Exercise
Reproduce all of the data below with every "compass-label" swapped for "direction-label" and nothing else altered, leaving out the pictures.

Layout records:
* Start *

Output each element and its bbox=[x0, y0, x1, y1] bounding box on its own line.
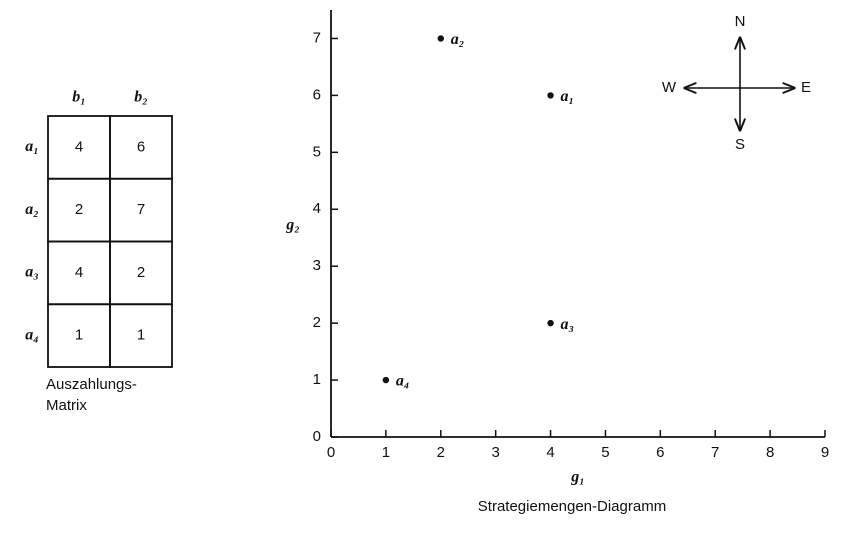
y-tick-label: 3 bbox=[313, 257, 321, 274]
point bbox=[547, 92, 554, 99]
x-tick-label: 4 bbox=[546, 444, 554, 461]
compass bbox=[685, 38, 794, 130]
cell bbox=[109, 303, 173, 368]
col-header: b₂ bbox=[134, 89, 148, 106]
x-tick-label: 2 bbox=[437, 444, 445, 461]
row-header: a₄ bbox=[25, 326, 39, 343]
x-tick-label: 9 bbox=[821, 444, 829, 461]
x-tick-label: 6 bbox=[656, 444, 664, 461]
point-label: a₄ bbox=[396, 373, 410, 390]
y-tick-label: 0 bbox=[313, 428, 321, 445]
cell-value: 4 bbox=[75, 138, 83, 155]
cell-value: 2 bbox=[75, 201, 83, 218]
compass-label: S bbox=[735, 136, 745, 153]
y-tick-label: 4 bbox=[313, 200, 321, 217]
y-axis-label: g₂ bbox=[285, 217, 300, 234]
point bbox=[382, 376, 390, 384]
row-header: a₁ bbox=[25, 138, 39, 155]
x-tick-label: 3 bbox=[491, 444, 499, 461]
x-tick-label: 7 bbox=[711, 444, 719, 461]
row-header: a₃ bbox=[25, 264, 39, 281]
y-tick-label: 6 bbox=[313, 86, 321, 103]
cell-value: 4 bbox=[75, 264, 83, 281]
compass-label: E bbox=[801, 79, 811, 96]
point bbox=[437, 35, 444, 42]
x-tick-label: 5 bbox=[601, 444, 609, 461]
cell-value: 6 bbox=[137, 138, 145, 155]
y-tick-label: 1 bbox=[313, 371, 321, 388]
compass-label: W bbox=[662, 79, 677, 96]
matrix-caption: Auszahlungs- bbox=[46, 376, 137, 393]
x-tick-label: 0 bbox=[327, 444, 335, 461]
row-header: a₂ bbox=[25, 201, 39, 218]
point-label: a₂ bbox=[451, 31, 465, 48]
y-tick-label: 7 bbox=[313, 29, 321, 46]
cell-value: 2 bbox=[137, 264, 145, 281]
matrix-caption: Matrix bbox=[46, 397, 87, 414]
x-tick-label: 8 bbox=[766, 444, 774, 461]
cell-value: 1 bbox=[137, 327, 145, 344]
x-tick-label: 1 bbox=[382, 444, 390, 461]
compass-label: N bbox=[735, 13, 746, 30]
x-axis-label: g₁ bbox=[570, 469, 585, 486]
chart-caption: Strategiemengen-Diagramm bbox=[478, 498, 666, 515]
point bbox=[547, 319, 554, 327]
point-label: a₁ bbox=[561, 88, 575, 105]
cell-value: 7 bbox=[137, 201, 145, 218]
y-tick-label: 5 bbox=[313, 143, 321, 160]
y-tick-label: 2 bbox=[313, 314, 321, 331]
col-header: b₁ bbox=[72, 89, 86, 106]
cell-value: 1 bbox=[75, 327, 83, 344]
point-label: a₃ bbox=[561, 316, 575, 333]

* End *

Problem solution
Output each element and its bbox=[x0, y0, x1, y1] bounding box on its own line.
y-tick-label: 3 bbox=[313, 257, 321, 274]
point bbox=[547, 92, 554, 99]
x-tick-label: 4 bbox=[546, 444, 554, 461]
compass bbox=[685, 38, 794, 130]
cell bbox=[109, 303, 173, 368]
col-header: b₂ bbox=[134, 89, 148, 106]
x-tick-label: 2 bbox=[437, 444, 445, 461]
row-header: a₄ bbox=[25, 326, 39, 343]
x-tick-label: 9 bbox=[821, 444, 829, 461]
x-tick-label: 6 bbox=[656, 444, 664, 461]
point-label: a₄ bbox=[396, 373, 410, 390]
y-tick-label: 0 bbox=[313, 428, 321, 445]
cell-value: 4 bbox=[75, 138, 83, 155]
cell-value: 2 bbox=[75, 201, 83, 218]
direction-label: S bbox=[735, 136, 745, 153]
y-tick-label: 4 bbox=[313, 200, 321, 217]
y-axis-label: g₂ bbox=[285, 217, 300, 234]
point bbox=[382, 376, 390, 384]
row-header: a₁ bbox=[25, 138, 39, 155]
x-tick-label: 3 bbox=[491, 444, 499, 461]
x-tick-label: 7 bbox=[711, 444, 719, 461]
row-header: a₃ bbox=[25, 264, 39, 281]
y-tick-label: 6 bbox=[313, 86, 321, 103]
cell-value: 4 bbox=[75, 264, 83, 281]
direction-label: E bbox=[801, 79, 811, 96]
point bbox=[437, 35, 444, 42]
x-tick-label: 5 bbox=[601, 444, 609, 461]
cell-value: 6 bbox=[137, 138, 145, 155]
y-tick-label: 1 bbox=[313, 371, 321, 388]
direction-label: W bbox=[662, 79, 677, 96]
matrix-caption: Auszahlungs- bbox=[46, 376, 137, 393]
x-tick-label: 0 bbox=[327, 444, 335, 461]
row-header: a₂ bbox=[25, 201, 39, 218]
point-label: a₂ bbox=[451, 31, 465, 48]
y-tick-label: 7 bbox=[313, 29, 321, 46]
cell-value: 2 bbox=[137, 264, 145, 281]
matrix-caption: Matrix bbox=[46, 397, 87, 414]
x-tick-label: 8 bbox=[766, 444, 774, 461]
cell-value: 1 bbox=[137, 327, 145, 344]
x-tick-label: 1 bbox=[382, 444, 390, 461]
direction-label: N bbox=[735, 13, 746, 30]
x-axis-label: g₁ bbox=[570, 469, 585, 486]
chart-caption: Strategiemengen-Diagramm bbox=[478, 498, 666, 515]
point bbox=[547, 319, 554, 327]
point-label: a₁ bbox=[561, 88, 575, 105]
cell-value: 7 bbox=[137, 201, 145, 218]
y-tick-label: 5 bbox=[313, 143, 321, 160]
y-tick-label: 2 bbox=[313, 314, 321, 331]
col-header: b₁ bbox=[72, 89, 86, 106]
cell-value: 1 bbox=[75, 327, 83, 344]
point-label: a₃ bbox=[561, 316, 575, 333]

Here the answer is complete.